Given exercise
Restate the full listing word for word and leave the pictures out.

Recorded data
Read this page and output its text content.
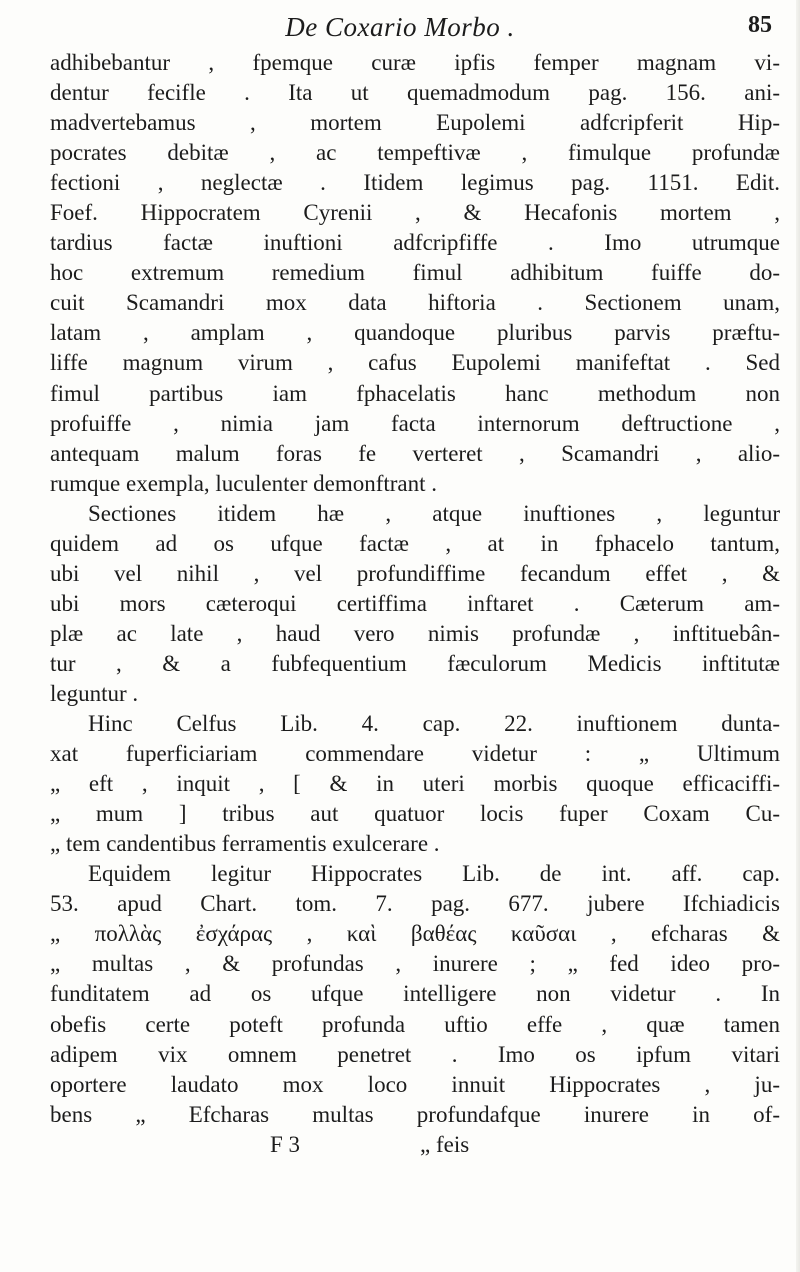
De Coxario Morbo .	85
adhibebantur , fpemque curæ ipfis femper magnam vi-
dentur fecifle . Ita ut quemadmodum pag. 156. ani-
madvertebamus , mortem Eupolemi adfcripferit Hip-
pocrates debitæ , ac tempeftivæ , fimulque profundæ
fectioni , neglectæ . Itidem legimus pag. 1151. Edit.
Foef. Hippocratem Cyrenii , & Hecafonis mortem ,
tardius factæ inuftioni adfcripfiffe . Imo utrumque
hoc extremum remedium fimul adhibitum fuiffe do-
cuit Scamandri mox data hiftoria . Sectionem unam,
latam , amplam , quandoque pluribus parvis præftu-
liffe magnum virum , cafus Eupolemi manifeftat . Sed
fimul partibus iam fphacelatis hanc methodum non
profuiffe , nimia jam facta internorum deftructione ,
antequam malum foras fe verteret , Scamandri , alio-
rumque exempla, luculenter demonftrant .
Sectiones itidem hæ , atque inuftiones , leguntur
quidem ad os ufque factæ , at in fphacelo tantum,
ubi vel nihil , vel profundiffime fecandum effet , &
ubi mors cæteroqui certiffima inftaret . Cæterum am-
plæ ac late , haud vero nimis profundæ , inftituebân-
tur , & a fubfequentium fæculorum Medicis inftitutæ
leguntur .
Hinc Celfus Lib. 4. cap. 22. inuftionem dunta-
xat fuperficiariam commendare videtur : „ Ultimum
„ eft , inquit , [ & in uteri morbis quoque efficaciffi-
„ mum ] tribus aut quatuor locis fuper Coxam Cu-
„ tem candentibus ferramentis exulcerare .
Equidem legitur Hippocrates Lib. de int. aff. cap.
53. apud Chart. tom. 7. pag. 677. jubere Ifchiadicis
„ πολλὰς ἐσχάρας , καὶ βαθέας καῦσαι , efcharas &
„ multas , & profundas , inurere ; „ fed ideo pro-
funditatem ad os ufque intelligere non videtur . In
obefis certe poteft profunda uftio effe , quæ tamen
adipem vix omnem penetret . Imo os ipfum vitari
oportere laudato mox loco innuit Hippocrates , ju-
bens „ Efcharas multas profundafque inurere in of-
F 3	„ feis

Answer for the task
Read this page and output its text content.
De Coxario Morbo .	85
adhibebantur , fpemque curæ ipfis femper magnam vi-
dentur fecifle . Ita ut quemadmodum pag. 156. ani-
madvertebamus , mortem Eupolemi adfcripferit Hip-
pocrates debitæ , ac tempeftivæ , fimulque profundæ
fectioni , neglectæ . Itidem legimus pag. 1151. Edit.
Foef. Hippocratem Cyrenii , & Hecafonis mortem ,
tardius factæ inuftioni adfcripfiffe . Imo utrumque
hoc extremum remedium fimul adhibitum fuiffe do-
cuit Scamandri mox data hiftoria . Sectionem unam,
latam , amplam , quandoque pluribus parvis præftu-
liffe magnum virum , cafus Eupolemi manifeftat . Sed
fimul partibus iam fphacelatis hanc methodum non
profuiffe , nimia jam facta internorum deftructione ,
antequam malum foras fe verteret , Scamandri , alio-
rumque exempla, luculenter demonftrant .
Sectiones itidem hæ , atque inuftiones , leguntur
quidem ad os ufque factæ , at in fphacelo tantum,
ubi vel nihil , vel profundiffime fecandum effet , &
ubi mors cæteroqui certiffima inftaret . Cæterum am-
plæ ac late , haud vero nimis profundæ , inftituebân-
tur , & a fubfequentium fæculorum Medicis inftitutæ
leguntur .
Hinc Celfus Lib. 4. cap. 22. inuftionem dunta-
xat fuperficiariam commendare videtur : „ Ultimum
„ eft , inquit , [ & in uteri morbis quoque efficaciffi-
„ mum ] tribus aut quatuor locis fuper Coxam Cu-
„ tem candentibus ferramentis exulcerare .
Equidem legitur Hippocrates Lib. de int. aff. cap.
53. apud Chart. tom. 7. pag. 677. jubere Ifchiadicis
„ πολλὰς ἐσχάρας , καὶ βαθέας καῦσαι , efcharas &
„ multas , & profundas , inurere ; „ fed ideo pro-
funditatem ad os ufque intelligere non videtur . In
obefis certe poteft profunda uftio effe , quæ tamen
adipem vix omnem penetret . Imo os ipfum vitari
oportere laudato mox loco innuit Hippocrates , ju-
bens „ Efcharas multas profundafque inurere in of-
F 3	„ feis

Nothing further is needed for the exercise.